-- Directions for this task --
Without the pictures, set down every line of the data exactly.

-- Provided material --
========

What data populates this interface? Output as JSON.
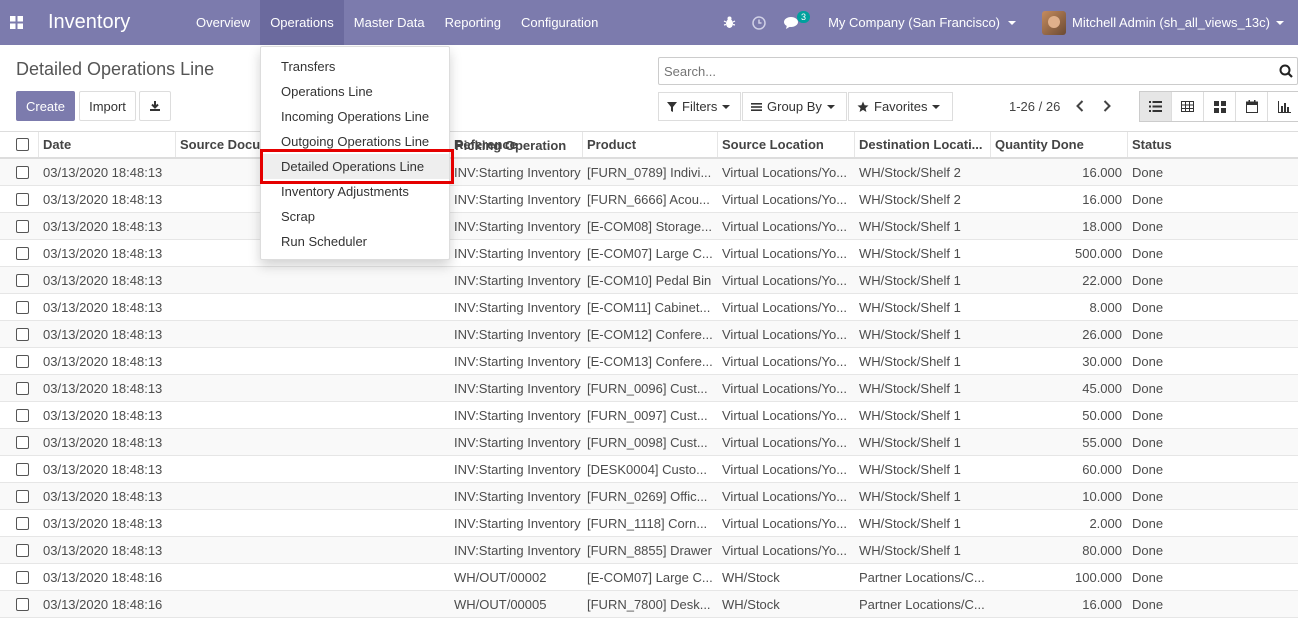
{
  "navbar": {
    "brand": "Inventory",
    "menu": [
      "Overview",
      "Operations",
      "Master Data",
      "Reporting",
      "Configuration"
    ],
    "active_menu": "Operations",
    "messages_badge": "3",
    "company": "My Company (San Francisco)",
    "user": "Mitchell Admin (sh_all_views_13c)",
    "color": "#7c7bad"
  },
  "control_panel": {
    "title": "Detailed Operations Line",
    "create_label": "Create",
    "import_label": "Import",
    "search_placeholder": "Search...",
    "filters_label": "Filters",
    "group_by_label": "Group By",
    "favorites_label": "Favorites",
    "pager": "1-26 / 26"
  },
  "dropdown": {
    "items": [
      "Transfers",
      "Operations Line",
      "Incoming Operations Line",
      "Outgoing Operations Line",
      "Detailed Operations Line",
      "Inventory Adjustments",
      "Scrap",
      "Run Scheduler"
    ],
    "selected": "Detailed Operations Line"
  },
  "table": {
    "headers": [
      "Date",
      "Source Docu",
      "Picking Operation",
      "Reference",
      "Product",
      "Source Location",
      "Destination Locati...",
      "Quantity Done",
      "Status"
    ],
    "rows": [
      [
        "03/13/2020 18:48:13",
        "",
        "INV:Starting Inventory",
        "[FURN_0789] Indivi...",
        "Virtual Locations/Yo...",
        "WH/Stock/Shelf 2",
        "16.000",
        "Done"
      ],
      [
        "03/13/2020 18:48:13",
        "",
        "INV:Starting Inventory",
        "[FURN_6666] Acou...",
        "Virtual Locations/Yo...",
        "WH/Stock/Shelf 2",
        "16.000",
        "Done"
      ],
      [
        "03/13/2020 18:48:13",
        "",
        "INV:Starting Inventory",
        "[E-COM08] Storage...",
        "Virtual Locations/Yo...",
        "WH/Stock/Shelf 1",
        "18.000",
        "Done"
      ],
      [
        "03/13/2020 18:48:13",
        "",
        "INV:Starting Inventory",
        "[E-COM07] Large C...",
        "Virtual Locations/Yo...",
        "WH/Stock/Shelf 1",
        "500.000",
        "Done"
      ],
      [
        "03/13/2020 18:48:13",
        "",
        "INV:Starting Inventory",
        "[E-COM10] Pedal Bin",
        "Virtual Locations/Yo...",
        "WH/Stock/Shelf 1",
        "22.000",
        "Done"
      ],
      [
        "03/13/2020 18:48:13",
        "",
        "INV:Starting Inventory",
        "[E-COM11] Cabinet...",
        "Virtual Locations/Yo...",
        "WH/Stock/Shelf 1",
        "8.000",
        "Done"
      ],
      [
        "03/13/2020 18:48:13",
        "",
        "INV:Starting Inventory",
        "[E-COM12] Confere...",
        "Virtual Locations/Yo...",
        "WH/Stock/Shelf 1",
        "26.000",
        "Done"
      ],
      [
        "03/13/2020 18:48:13",
        "",
        "INV:Starting Inventory",
        "[E-COM13] Confere...",
        "Virtual Locations/Yo...",
        "WH/Stock/Shelf 1",
        "30.000",
        "Done"
      ],
      [
        "03/13/2020 18:48:13",
        "",
        "INV:Starting Inventory",
        "[FURN_0096] Cust...",
        "Virtual Locations/Yo...",
        "WH/Stock/Shelf 1",
        "45.000",
        "Done"
      ],
      [
        "03/13/2020 18:48:13",
        "",
        "INV:Starting Inventory",
        "[FURN_0097] Cust...",
        "Virtual Locations/Yo...",
        "WH/Stock/Shelf 1",
        "50.000",
        "Done"
      ],
      [
        "03/13/2020 18:48:13",
        "",
        "INV:Starting Inventory",
        "[FURN_0098] Cust...",
        "Virtual Locations/Yo...",
        "WH/Stock/Shelf 1",
        "55.000",
        "Done"
      ],
      [
        "03/13/2020 18:48:13",
        "",
        "INV:Starting Inventory",
        "[DESK0004] Custo...",
        "Virtual Locations/Yo...",
        "WH/Stock/Shelf 1",
        "60.000",
        "Done"
      ],
      [
        "03/13/2020 18:48:13",
        "",
        "INV:Starting Inventory",
        "[FURN_0269] Offic...",
        "Virtual Locations/Yo...",
        "WH/Stock/Shelf 1",
        "10.000",
        "Done"
      ],
      [
        "03/13/2020 18:48:13",
        "",
        "INV:Starting Inventory",
        "[FURN_1118] Corn...",
        "Virtual Locations/Yo...",
        "WH/Stock/Shelf 1",
        "2.000",
        "Done"
      ],
      [
        "03/13/2020 18:48:13",
        "",
        "INV:Starting Inventory",
        "[FURN_8855] Drawer",
        "Virtual Locations/Yo...",
        "WH/Stock/Shelf 1",
        "80.000",
        "Done"
      ],
      [
        "03/13/2020 18:48:16",
        "",
        "WH/OUT/00002",
        "[E-COM07] Large C...",
        "WH/Stock",
        "Partner Locations/C...",
        "100.000",
        "Done"
      ],
      [
        "03/13/2020 18:48:16",
        "",
        "WH/OUT/00005",
        "[FURN_7800] Desk...",
        "WH/Stock",
        "Partner Locations/C...",
        "16.000",
        "Done"
      ]
    ]
  }
}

========

-- Exercise output --
What data populates this interface? Output as JSON.
{
  "navbar": {
    "brand": "Inventory",
    "menu": [
      "Overview",
      "Operations",
      "Master Data",
      "Reporting",
      "Configuration"
    ],
    "active_menu": "Operations",
    "messages_badge": "3",
    "company": "My Company (San Francisco)",
    "user": "Mitchell Admin (sh_all_views_13c)",
    "color": "#7c7bad"
  },
  "control_panel": {
    "title": "Detailed Operations Line",
    "create_label": "Create",
    "import_label": "Import",
    "search_placeholder": "Search...",
    "filters_label": "Filters",
    "group_by_label": "Group By",
    "favorites_label": "Favorites",
    "pager": "1-26 / 26"
  },
  "dropdown": {
    "items": [
      "Transfers",
      "Operations Line",
      "Incoming Operations Line",
      "Outgoing Operations Line",
      "Detailed Operations Line",
      "Inventory Adjustments",
      "Scrap",
      "Run Scheduler"
    ],
    "selected": "Detailed Operations Line"
  },
  "table": {
    "headers": [
      "Date",
      "Source Docu",
      "Picking Operation",
      "Reference",
      "Product",
      "Source Location",
      "Destination Locati...",
      "Quantity Done",
      "Status"
    ],
    "rows": [
      [
        "03/13/2020 18:48:13",
        "",
        "INV:Starting Inventory",
        "[FURN_0789] Indivi...",
        "Virtual Locations/Yo...",
        "WH/Stock/Shelf 2",
        "16.000",
        "Done"
      ],
      [
        "03/13/2020 18:48:13",
        "",
        "INV:Starting Inventory",
        "[FURN_6666] Acou...",
        "Virtual Locations/Yo...",
        "WH/Stock/Shelf 2",
        "16.000",
        "Done"
      ],
      [
        "03/13/2020 18:48:13",
        "",
        "INV:Starting Inventory",
        "[E-COM08] Storage...",
        "Virtual Locations/Yo...",
        "WH/Stock/Shelf 1",
        "18.000",
        "Done"
      ],
      [
        "03/13/2020 18:48:13",
        "",
        "INV:Starting Inventory",
        "[E-COM07] Large C...",
        "Virtual Locations/Yo...",
        "WH/Stock/Shelf 1",
        "500.000",
        "Done"
      ],
      [
        "03/13/2020 18:48:13",
        "",
        "INV:Starting Inventory",
        "[E-COM10] Pedal Bin",
        "Virtual Locations/Yo...",
        "WH/Stock/Shelf 1",
        "22.000",
        "Done"
      ],
      [
        "03/13/2020 18:48:13",
        "",
        "INV:Starting Inventory",
        "[E-COM11] Cabinet...",
        "Virtual Locations/Yo...",
        "WH/Stock/Shelf 1",
        "8.000",
        "Done"
      ],
      [
        "03/13/2020 18:48:13",
        "",
        "INV:Starting Inventory",
        "[E-COM12] Confere...",
        "Virtual Locations/Yo...",
        "WH/Stock/Shelf 1",
        "26.000",
        "Done"
      ],
      [
        "03/13/2020 18:48:13",
        "",
        "INV:Starting Inventory",
        "[E-COM13] Confere...",
        "Virtual Locations/Yo...",
        "WH/Stock/Shelf 1",
        "30.000",
        "Done"
      ],
      [
        "03/13/2020 18:48:13",
        "",
        "INV:Starting Inventory",
        "[FURN_0096] Cust...",
        "Virtual Locations/Yo...",
        "WH/Stock/Shelf 1",
        "45.000",
        "Done"
      ],
      [
        "03/13/2020 18:48:13",
        "",
        "INV:Starting Inventory",
        "[FURN_0097] Cust...",
        "Virtual Locations/Yo...",
        "WH/Stock/Shelf 1",
        "50.000",
        "Done"
      ],
      [
        "03/13/2020 18:48:13",
        "",
        "INV:Starting Inventory",
        "[FURN_0098] Cust...",
        "Virtual Locations/Yo...",
        "WH/Stock/Shelf 1",
        "55.000",
        "Done"
      ],
      [
        "03/13/2020 18:48:13",
        "",
        "INV:Starting Inventory",
        "[DESK0004] Custo...",
        "Virtual Locations/Yo...",
        "WH/Stock/Shelf 1",
        "60.000",
        "Done"
      ],
      [
        "03/13/2020 18:48:13",
        "",
        "INV:Starting Inventory",
        "[FURN_0269] Offic...",
        "Virtual Locations/Yo...",
        "WH/Stock/Shelf 1",
        "10.000",
        "Done"
      ],
      [
        "03/13/2020 18:48:13",
        "",
        "INV:Starting Inventory",
        "[FURN_1118] Corn...",
        "Virtual Locations/Yo...",
        "WH/Stock/Shelf 1",
        "2.000",
        "Done"
      ],
      [
        "03/13/2020 18:48:13",
        "",
        "INV:Starting Inventory",
        "[FURN_8855] Drawer",
        "Virtual Locations/Yo...",
        "WH/Stock/Shelf 1",
        "80.000",
        "Done"
      ],
      [
        "03/13/2020 18:48:16",
        "",
        "WH/OUT/00002",
        "[E-COM07] Large C...",
        "WH/Stock",
        "Partner Locations/C...",
        "100.000",
        "Done"
      ],
      [
        "03/13/2020 18:48:16",
        "",
        "WH/OUT/00005",
        "[FURN_7800] Desk...",
        "WH/Stock",
        "Partner Locations/C...",
        "16.000",
        "Done"
      ]
    ]
  }
}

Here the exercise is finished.